[TASK DESCRIPTION]
Leave every picture out and write out the records below exactly.

### RECORDS SHOWN ###

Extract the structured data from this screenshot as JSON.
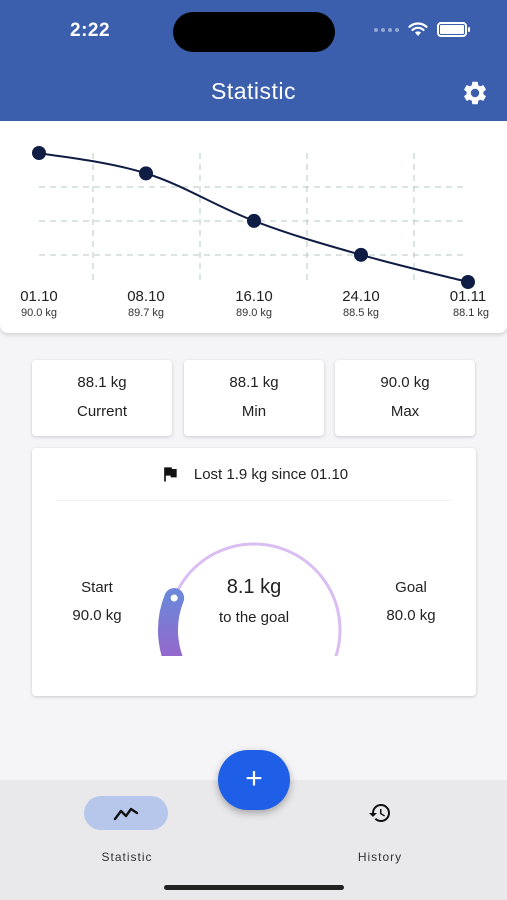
{
  "status_bar": {
    "time": "2:22"
  },
  "header": {
    "title": "Statistic",
    "settings_icon": "gear-icon",
    "background": "#3b5fad"
  },
  "chart_data": {
    "type": "line",
    "x": [
      "01.10",
      "08.10",
      "16.10",
      "24.10",
      "01.11"
    ],
    "weight_labels": [
      "90.0 kg",
      "89.7 kg",
      "89.0 kg",
      "88.5 kg",
      "88.1 kg"
    ],
    "values": [
      90.0,
      89.7,
      89.0,
      88.5,
      88.1
    ],
    "ylim": [
      88.1,
      90.0
    ],
    "grid": true,
    "line_color": "#0f1d45",
    "title": "",
    "xlabel": "",
    "ylabel": ""
  },
  "stats": [
    {
      "value": "88.1 kg",
      "label": "Current"
    },
    {
      "value": "88.1 kg",
      "label": "Min"
    },
    {
      "value": "90.0 kg",
      "label": "Max"
    }
  ],
  "goal": {
    "lost_text": "Lost 1.9 kg since 01.10",
    "flag_icon": "flag-icon",
    "start_label": "Start",
    "start_value": "90.0 kg",
    "goal_label": "Goal",
    "goal_value": "80.0 kg",
    "remaining": "8.1 kg",
    "remaining_sub": "to the goal",
    "progress_fraction": 0.19
  },
  "nav": {
    "items": [
      {
        "label": "Statistic",
        "icon": "trend-icon",
        "active": true
      },
      {
        "label": "History",
        "icon": "history-icon",
        "active": false
      }
    ],
    "fab_label": "+"
  }
}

###

[PROBLEM SOLUTION]
Extract the structured data from this screenshot as JSON.
{
  "status_bar": {
    "time": "2:22"
  },
  "header": {
    "title": "Statistic",
    "settings_icon": "gear-icon",
    "background": "#3b5fad"
  },
  "chart_data": {
    "type": "line",
    "x": [
      "01.10",
      "08.10",
      "16.10",
      "24.10",
      "01.11"
    ],
    "weight_labels": [
      "90.0 kg",
      "89.7 kg",
      "89.0 kg",
      "88.5 kg",
      "88.1 kg"
    ],
    "values": [
      90.0,
      89.7,
      89.0,
      88.5,
      88.1
    ],
    "ylim": [
      88.1,
      90.0
    ],
    "grid": true,
    "line_color": "#0f1d45",
    "title": "",
    "xlabel": "",
    "ylabel": ""
  },
  "stats": [
    {
      "value": "88.1 kg",
      "label": "Current"
    },
    {
      "value": "88.1 kg",
      "label": "Min"
    },
    {
      "value": "90.0 kg",
      "label": "Max"
    }
  ],
  "goal": {
    "lost_text": "Lost 1.9 kg since 01.10",
    "flag_icon": "flag-icon",
    "start_label": "Start",
    "start_value": "90.0 kg",
    "goal_label": "Goal",
    "goal_value": "80.0 kg",
    "remaining": "8.1 kg",
    "remaining_sub": "to the goal",
    "progress_fraction": 0.19
  },
  "nav": {
    "items": [
      {
        "label": "Statistic",
        "icon": "trend-icon",
        "active": true
      },
      {
        "label": "History",
        "icon": "history-icon",
        "active": false
      }
    ],
    "fab_label": "+"
  }
}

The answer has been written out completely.